## Prompt
Could you retype every entry below exactly as written?

## Materials provided
┌──
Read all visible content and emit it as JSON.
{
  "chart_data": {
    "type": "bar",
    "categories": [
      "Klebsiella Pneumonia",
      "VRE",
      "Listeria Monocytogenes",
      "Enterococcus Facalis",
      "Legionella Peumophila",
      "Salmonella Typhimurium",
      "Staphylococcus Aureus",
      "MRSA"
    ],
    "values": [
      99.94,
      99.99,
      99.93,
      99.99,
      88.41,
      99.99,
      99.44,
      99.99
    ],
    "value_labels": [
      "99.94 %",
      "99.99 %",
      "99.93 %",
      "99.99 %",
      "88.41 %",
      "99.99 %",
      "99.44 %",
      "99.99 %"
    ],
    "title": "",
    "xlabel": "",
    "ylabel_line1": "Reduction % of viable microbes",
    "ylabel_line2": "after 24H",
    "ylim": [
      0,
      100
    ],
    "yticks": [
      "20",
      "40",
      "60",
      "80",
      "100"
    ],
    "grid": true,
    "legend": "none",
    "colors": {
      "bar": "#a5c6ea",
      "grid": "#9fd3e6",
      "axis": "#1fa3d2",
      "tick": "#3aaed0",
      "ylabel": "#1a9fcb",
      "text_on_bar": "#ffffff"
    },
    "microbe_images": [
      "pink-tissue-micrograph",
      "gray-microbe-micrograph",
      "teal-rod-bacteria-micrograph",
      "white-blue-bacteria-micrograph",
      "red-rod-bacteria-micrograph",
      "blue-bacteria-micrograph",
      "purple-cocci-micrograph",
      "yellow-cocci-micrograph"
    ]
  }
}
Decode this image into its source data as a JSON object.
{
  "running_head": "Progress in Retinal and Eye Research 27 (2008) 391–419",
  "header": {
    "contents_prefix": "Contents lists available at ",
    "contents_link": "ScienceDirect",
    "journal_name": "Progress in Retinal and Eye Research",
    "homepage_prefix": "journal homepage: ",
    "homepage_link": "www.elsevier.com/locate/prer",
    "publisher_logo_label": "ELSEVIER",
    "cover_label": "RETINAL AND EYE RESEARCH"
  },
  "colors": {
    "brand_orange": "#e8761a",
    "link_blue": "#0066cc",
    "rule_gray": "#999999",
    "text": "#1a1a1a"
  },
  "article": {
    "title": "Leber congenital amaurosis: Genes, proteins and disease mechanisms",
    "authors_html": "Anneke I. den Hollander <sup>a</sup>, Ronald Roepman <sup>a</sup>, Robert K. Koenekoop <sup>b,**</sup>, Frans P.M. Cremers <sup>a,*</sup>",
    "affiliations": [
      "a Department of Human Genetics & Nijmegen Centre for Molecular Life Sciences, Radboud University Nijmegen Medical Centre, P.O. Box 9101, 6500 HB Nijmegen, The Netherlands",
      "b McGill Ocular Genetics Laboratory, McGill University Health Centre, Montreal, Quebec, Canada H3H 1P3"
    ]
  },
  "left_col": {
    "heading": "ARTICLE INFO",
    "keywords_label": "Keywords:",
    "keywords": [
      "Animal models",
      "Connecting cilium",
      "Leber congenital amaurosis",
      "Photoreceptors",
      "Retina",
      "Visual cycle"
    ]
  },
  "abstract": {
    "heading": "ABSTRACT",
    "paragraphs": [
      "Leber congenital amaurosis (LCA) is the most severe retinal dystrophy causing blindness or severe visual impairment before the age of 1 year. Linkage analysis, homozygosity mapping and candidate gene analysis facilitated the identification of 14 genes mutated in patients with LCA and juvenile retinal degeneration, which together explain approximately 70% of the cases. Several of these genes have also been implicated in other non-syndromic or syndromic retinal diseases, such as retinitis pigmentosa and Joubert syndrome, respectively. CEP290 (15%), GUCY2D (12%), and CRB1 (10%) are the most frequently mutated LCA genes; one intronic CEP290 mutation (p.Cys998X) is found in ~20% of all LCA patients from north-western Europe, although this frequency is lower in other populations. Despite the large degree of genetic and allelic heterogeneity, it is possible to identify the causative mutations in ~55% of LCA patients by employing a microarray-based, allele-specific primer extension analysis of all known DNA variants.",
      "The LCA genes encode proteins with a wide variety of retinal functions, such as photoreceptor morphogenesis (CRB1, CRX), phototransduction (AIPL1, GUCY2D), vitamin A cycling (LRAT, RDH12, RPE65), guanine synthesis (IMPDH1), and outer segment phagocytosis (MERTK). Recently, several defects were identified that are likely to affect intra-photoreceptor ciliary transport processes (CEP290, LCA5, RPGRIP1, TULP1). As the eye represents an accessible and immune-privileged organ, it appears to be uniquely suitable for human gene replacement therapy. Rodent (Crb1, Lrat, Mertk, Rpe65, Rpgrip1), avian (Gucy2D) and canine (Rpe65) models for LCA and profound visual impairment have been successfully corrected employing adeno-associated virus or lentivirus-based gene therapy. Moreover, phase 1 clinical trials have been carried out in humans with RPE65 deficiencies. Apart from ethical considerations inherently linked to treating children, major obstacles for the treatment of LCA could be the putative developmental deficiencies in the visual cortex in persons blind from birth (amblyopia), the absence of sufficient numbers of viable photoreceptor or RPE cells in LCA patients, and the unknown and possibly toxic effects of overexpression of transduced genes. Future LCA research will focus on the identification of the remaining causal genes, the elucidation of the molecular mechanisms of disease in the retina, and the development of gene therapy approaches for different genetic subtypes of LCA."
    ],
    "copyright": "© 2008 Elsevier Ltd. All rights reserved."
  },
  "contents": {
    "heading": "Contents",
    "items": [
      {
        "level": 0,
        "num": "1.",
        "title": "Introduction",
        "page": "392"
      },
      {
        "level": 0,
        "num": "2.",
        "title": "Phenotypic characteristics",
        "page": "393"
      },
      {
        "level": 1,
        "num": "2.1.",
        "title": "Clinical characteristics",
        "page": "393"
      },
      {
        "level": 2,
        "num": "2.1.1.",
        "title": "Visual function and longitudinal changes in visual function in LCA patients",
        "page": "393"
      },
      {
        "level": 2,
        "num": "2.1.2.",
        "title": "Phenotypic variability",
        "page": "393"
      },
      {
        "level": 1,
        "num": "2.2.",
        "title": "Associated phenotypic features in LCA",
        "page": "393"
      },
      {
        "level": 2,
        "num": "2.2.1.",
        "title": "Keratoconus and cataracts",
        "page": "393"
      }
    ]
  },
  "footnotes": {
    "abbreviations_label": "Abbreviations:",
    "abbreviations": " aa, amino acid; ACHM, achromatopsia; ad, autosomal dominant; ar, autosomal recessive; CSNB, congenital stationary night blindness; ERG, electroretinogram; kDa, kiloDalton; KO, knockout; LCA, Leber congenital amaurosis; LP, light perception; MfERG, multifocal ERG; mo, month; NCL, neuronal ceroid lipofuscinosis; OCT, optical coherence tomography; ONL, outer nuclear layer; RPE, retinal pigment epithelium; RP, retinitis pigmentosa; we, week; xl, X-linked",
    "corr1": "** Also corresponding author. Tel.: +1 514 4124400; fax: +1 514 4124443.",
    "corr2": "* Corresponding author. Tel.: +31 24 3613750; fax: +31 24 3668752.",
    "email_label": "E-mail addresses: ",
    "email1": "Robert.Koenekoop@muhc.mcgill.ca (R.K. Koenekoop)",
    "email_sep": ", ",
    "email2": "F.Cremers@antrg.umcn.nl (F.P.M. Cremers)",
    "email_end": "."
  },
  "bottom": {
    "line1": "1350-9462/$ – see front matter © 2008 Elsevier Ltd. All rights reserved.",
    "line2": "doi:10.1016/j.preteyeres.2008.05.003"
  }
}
└──
## Result of the exercise
Read all visible content and emit it as JSON.
{
  "chart_data": {
    "type": "bar",
    "categories": [
      "Klebsiella Pneumonia",
      "VRE",
      "Listeria Monocytogenes",
      "Enterococcus Facalis",
      "Legionella Peumophila",
      "Salmonella Typhimurium",
      "Staphylococcus Aureus",
      "MRSA"
    ],
    "values": [
      99.94,
      99.99,
      99.93,
      99.99,
      88.41,
      99.99,
      99.44,
      99.99
    ],
    "value_labels": [
      "99.94 %",
      "99.99 %",
      "99.93 %",
      "99.99 %",
      "88.41 %",
      "99.99 %",
      "99.44 %",
      "99.99 %"
    ],
    "title": "",
    "xlabel": "",
    "ylabel_line1": "Reduction % of viable microbes",
    "ylabel_line2": "after 24H",
    "ylim": [
      0,
      100
    ],
    "yticks": [
      "20",
      "40",
      "60",
      "80",
      "100"
    ],
    "grid": true,
    "legend": "none",
    "colors": {
      "bar": "#a5c6ea",
      "grid": "#9fd3e6",
      "axis": "#1fa3d2",
      "tick": "#3aaed0",
      "ylabel": "#1a9fcb",
      "text_on_bar": "#ffffff"
    },
    "microbe_images": [
      "pink-tissue-micrograph",
      "gray-microbe-micrograph",
      "teal-rod-bacteria-micrograph",
      "white-blue-bacteria-micrograph",
      "red-rod-bacteria-micrograph",
      "blue-bacteria-micrograph",
      "purple-cocci-micrograph",
      "yellow-cocci-micrograph"
    ]
  }
}
Decode this image into its source data as a JSON object.
{
  "running_head": "Progress in Retinal and Eye Research 27 (2008) 391–419",
  "header": {
    "contents_prefix": "Contents lists available at ",
    "contents_link": "ScienceDirect",
    "journal_name": "Progress in Retinal and Eye Research",
    "homepage_prefix": "journal homepage: ",
    "homepage_link": "www.elsevier.com/locate/prer",
    "publisher_logo_label": "ELSEVIER",
    "cover_label": "RETINAL AND EYE RESEARCH"
  },
  "colors": {
    "brand_orange": "#e8761a",
    "link_blue": "#0066cc",
    "rule_gray": "#999999",
    "text": "#1a1a1a"
  },
  "article": {
    "title": "Leber congenital amaurosis: Genes, proteins and disease mechanisms",
    "authors_html": "Anneke I. den Hollander <sup>a</sup>, Ronald Roepman <sup>a</sup>, Robert K. Koenekoop <sup>b,**</sup>, Frans P.M. Cremers <sup>a,*</sup>",
    "affiliations": [
      "a Department of Human Genetics & Nijmegen Centre for Molecular Life Sciences, Radboud University Nijmegen Medical Centre, P.O. Box 9101, 6500 HB Nijmegen, The Netherlands",
      "b McGill Ocular Genetics Laboratory, McGill University Health Centre, Montreal, Quebec, Canada H3H 1P3"
    ]
  },
  "left_col": {
    "heading": "ARTICLE INFO",
    "keywords_label": "Keywords:",
    "keywords": [
      "Animal models",
      "Connecting cilium",
      "Leber congenital amaurosis",
      "Photoreceptors",
      "Retina",
      "Visual cycle"
    ]
  },
  "abstract": {
    "heading": "ABSTRACT",
    "paragraphs": [
      "Leber congenital amaurosis (LCA) is the most severe retinal dystrophy causing blindness or severe visual impairment before the age of 1 year. Linkage analysis, homozygosity mapping and candidate gene analysis facilitated the identification of 14 genes mutated in patients with LCA and juvenile retinal degeneration, which together explain approximately 70% of the cases. Several of these genes have also been implicated in other non-syndromic or syndromic retinal diseases, such as retinitis pigmentosa and Joubert syndrome, respectively. CEP290 (15%), GUCY2D (12%), and CRB1 (10%) are the most frequently mutated LCA genes; one intronic CEP290 mutation (p.Cys998X) is found in ~20% of all LCA patients from north-western Europe, although this frequency is lower in other populations. Despite the large degree of genetic and allelic heterogeneity, it is possible to identify the causative mutations in ~55% of LCA patients by employing a microarray-based, allele-specific primer extension analysis of all known DNA variants.",
      "The LCA genes encode proteins with a wide variety of retinal functions, such as photoreceptor morphogenesis (CRB1, CRX), phototransduction (AIPL1, GUCY2D), vitamin A cycling (LRAT, RDH12, RPE65), guanine synthesis (IMPDH1), and outer segment phagocytosis (MERTK). Recently, several defects were identified that are likely to affect intra-photoreceptor ciliary transport processes (CEP290, LCA5, RPGRIP1, TULP1). As the eye represents an accessible and immune-privileged organ, it appears to be uniquely suitable for human gene replacement therapy. Rodent (Crb1, Lrat, Mertk, Rpe65, Rpgrip1), avian (Gucy2D) and canine (Rpe65) models for LCA and profound visual impairment have been successfully corrected employing adeno-associated virus or lentivirus-based gene therapy. Moreover, phase 1 clinical trials have been carried out in humans with RPE65 deficiencies. Apart from ethical considerations inherently linked to treating children, major obstacles for the treatment of LCA could be the putative developmental deficiencies in the visual cortex in persons blind from birth (amblyopia), the absence of sufficient numbers of viable photoreceptor or RPE cells in LCA patients, and the unknown and possibly toxic effects of overexpression of transduced genes. Future LCA research will focus on the identification of the remaining causal genes, the elucidation of the molecular mechanisms of disease in the retina, and the development of gene therapy approaches for different genetic subtypes of LCA."
    ],
    "copyright": "© 2008 Elsevier Ltd. All rights reserved."
  },
  "contents": {
    "heading": "Contents",
    "items": [
      {
        "level": 0,
        "num": "1.",
        "title": "Introduction",
        "page": "392"
      },
      {
        "level": 0,
        "num": "2.",
        "title": "Phenotypic characteristics",
        "page": "393"
      },
      {
        "level": 1,
        "num": "2.1.",
        "title": "Clinical characteristics",
        "page": "393"
      },
      {
        "level": 2,
        "num": "2.1.1.",
        "title": "Visual function and longitudinal changes in visual function in LCA patients",
        "page": "393"
      },
      {
        "level": 2,
        "num": "2.1.2.",
        "title": "Phenotypic variability",
        "page": "393"
      },
      {
        "level": 1,
        "num": "2.2.",
        "title": "Associated phenotypic features in LCA",
        "page": "393"
      },
      {
        "level": 2,
        "num": "2.2.1.",
        "title": "Keratoconus and cataracts",
        "page": "393"
      }
    ]
  },
  "footnotes": {
    "abbreviations_label": "Abbreviations:",
    "abbreviations": " aa, amino acid; ACHM, achromatopsia; ad, autosomal dominant; ar, autosomal recessive; CSNB, congenital stationary night blindness; ERG, electroretinogram; kDa, kiloDalton; KO, knockout; LCA, Leber congenital amaurosis; LP, light perception; MfERG, multifocal ERG; mo, month; NCL, neuronal ceroid lipofuscinosis; OCT, optical coherence tomography; ONL, outer nuclear layer; RPE, retinal pigment epithelium; RP, retinitis pigmentosa; we, week; xl, X-linked",
    "corr1": "** Also corresponding author. Tel.: +1 514 4124400; fax: +1 514 4124443.",
    "corr2": "* Corresponding author. Tel.: +31 24 3613750; fax: +31 24 3668752.",
    "email_label": "E-mail addresses: ",
    "email1": "Robert.Koenekoop@muhc.mcgill.ca (R.K. Koenekoop)",
    "email_sep": ", ",
    "email2": "F.Cremers@antrg.umcn.nl (F.P.M. Cremers)",
    "email_end": "."
  },
  "bottom": {
    "line1": "1350-9462/$ – see front matter © 2008 Elsevier Ltd. All rights reserved.",
    "line2": "doi:10.1016/j.preteyeres.2008.05.003"
  }
}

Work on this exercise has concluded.